(Stored data entries)

┏━━

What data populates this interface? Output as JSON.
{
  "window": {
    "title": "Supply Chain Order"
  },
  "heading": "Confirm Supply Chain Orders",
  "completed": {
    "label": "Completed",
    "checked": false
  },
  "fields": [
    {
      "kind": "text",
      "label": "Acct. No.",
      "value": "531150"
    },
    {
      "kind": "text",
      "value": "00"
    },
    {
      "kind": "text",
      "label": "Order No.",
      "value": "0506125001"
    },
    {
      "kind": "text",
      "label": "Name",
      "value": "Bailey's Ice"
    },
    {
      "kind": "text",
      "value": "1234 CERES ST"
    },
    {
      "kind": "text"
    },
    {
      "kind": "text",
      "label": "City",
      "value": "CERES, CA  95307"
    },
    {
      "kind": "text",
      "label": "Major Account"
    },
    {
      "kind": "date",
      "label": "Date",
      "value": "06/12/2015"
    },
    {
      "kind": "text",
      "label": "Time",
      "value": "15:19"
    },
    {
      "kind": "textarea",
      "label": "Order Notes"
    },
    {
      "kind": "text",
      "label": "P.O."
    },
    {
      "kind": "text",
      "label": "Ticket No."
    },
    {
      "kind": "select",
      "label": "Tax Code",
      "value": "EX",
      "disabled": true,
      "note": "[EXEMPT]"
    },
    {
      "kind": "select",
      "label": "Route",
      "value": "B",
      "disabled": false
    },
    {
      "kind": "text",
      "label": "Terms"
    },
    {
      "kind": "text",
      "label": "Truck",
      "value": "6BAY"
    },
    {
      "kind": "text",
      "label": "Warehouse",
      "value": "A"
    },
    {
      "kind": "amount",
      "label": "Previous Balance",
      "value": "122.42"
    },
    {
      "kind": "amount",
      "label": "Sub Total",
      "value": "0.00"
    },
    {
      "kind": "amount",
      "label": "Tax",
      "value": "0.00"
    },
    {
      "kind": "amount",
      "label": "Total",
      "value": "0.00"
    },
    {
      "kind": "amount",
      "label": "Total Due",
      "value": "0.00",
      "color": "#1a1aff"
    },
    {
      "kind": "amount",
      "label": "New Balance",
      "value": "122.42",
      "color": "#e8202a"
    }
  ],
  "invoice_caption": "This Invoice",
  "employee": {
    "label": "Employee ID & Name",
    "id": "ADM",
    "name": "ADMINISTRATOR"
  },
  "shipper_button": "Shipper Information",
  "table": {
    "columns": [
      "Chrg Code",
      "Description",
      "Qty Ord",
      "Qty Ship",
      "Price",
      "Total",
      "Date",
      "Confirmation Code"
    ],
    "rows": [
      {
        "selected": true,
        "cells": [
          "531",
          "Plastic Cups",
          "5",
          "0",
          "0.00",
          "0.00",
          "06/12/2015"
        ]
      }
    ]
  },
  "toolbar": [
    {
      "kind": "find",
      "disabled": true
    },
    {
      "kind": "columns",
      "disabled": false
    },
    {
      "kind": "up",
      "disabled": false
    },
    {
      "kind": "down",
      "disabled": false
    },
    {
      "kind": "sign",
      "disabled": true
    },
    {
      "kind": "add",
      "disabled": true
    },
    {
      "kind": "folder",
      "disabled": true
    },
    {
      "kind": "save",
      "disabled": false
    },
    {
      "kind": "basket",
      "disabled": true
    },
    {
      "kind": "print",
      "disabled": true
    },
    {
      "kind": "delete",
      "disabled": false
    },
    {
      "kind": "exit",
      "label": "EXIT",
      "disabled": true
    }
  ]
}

┗━━

Given exercise
Go through the listing above and pull out each line containing the word "Supply".

Solution to this task
    "title": "Supply Chain Order"
  "heading": "Confirm Supply Chain Orders",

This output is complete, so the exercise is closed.